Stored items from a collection
::::::::::
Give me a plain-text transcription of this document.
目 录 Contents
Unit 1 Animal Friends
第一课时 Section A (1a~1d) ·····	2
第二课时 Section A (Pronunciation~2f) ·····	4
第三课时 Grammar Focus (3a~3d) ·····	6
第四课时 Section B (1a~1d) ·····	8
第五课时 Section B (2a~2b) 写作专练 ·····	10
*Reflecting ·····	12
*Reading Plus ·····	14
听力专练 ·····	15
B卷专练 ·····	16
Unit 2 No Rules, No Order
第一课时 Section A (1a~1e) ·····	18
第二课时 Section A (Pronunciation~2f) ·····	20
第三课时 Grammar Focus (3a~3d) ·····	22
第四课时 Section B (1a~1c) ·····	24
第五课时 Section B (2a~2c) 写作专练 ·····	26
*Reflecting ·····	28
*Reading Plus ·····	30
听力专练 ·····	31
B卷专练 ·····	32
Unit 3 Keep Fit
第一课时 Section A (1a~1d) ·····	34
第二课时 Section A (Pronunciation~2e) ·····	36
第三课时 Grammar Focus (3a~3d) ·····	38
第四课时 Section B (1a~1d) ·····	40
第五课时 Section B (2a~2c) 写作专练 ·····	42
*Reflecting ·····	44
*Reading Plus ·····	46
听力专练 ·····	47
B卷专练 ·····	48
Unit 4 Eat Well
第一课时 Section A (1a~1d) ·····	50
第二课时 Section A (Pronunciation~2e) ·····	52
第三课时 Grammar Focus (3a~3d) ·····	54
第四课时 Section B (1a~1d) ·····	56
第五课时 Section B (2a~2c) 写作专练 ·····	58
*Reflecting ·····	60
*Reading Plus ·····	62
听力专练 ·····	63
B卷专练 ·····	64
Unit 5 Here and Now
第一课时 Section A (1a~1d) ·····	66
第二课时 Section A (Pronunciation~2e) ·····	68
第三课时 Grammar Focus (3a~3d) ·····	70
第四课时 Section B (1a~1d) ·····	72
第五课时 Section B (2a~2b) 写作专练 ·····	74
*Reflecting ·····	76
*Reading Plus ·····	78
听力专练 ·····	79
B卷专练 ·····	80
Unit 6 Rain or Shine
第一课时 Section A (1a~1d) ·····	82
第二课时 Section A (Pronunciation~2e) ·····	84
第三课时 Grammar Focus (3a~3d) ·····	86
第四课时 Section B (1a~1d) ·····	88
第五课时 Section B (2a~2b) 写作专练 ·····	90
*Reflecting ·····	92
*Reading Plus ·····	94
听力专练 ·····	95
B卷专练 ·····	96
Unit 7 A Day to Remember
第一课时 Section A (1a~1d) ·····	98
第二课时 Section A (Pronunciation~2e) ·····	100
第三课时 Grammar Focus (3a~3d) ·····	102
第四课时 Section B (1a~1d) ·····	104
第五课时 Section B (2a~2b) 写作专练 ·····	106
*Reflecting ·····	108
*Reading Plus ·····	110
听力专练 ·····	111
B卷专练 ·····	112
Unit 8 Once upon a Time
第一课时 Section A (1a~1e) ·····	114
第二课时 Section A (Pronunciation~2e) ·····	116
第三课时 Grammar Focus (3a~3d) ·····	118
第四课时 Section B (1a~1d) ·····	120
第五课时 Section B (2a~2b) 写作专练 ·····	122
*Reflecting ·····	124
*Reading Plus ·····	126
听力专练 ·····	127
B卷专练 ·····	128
::::::::::
WORK TO DO
Find all lines holding the string "Focus" and copy them.

ANSWER TO THIS TASK
第三课时 Grammar Focus (3a~3d) ·····	6
第三课时 Grammar Focus (3a~3d) ·····	22
第三课时 Grammar Focus (3a~3d) ·····	38
第三课时 Grammar Focus (3a~3d) ·····	54
第三课时 Grammar Focus (3a~3d) ·····	70
第三课时 Grammar Focus (3a~3d) ·····	86
第三课时 Grammar Focus (3a~3d) ·····	102
第三课时 Grammar Focus (3a~3d) ·····	118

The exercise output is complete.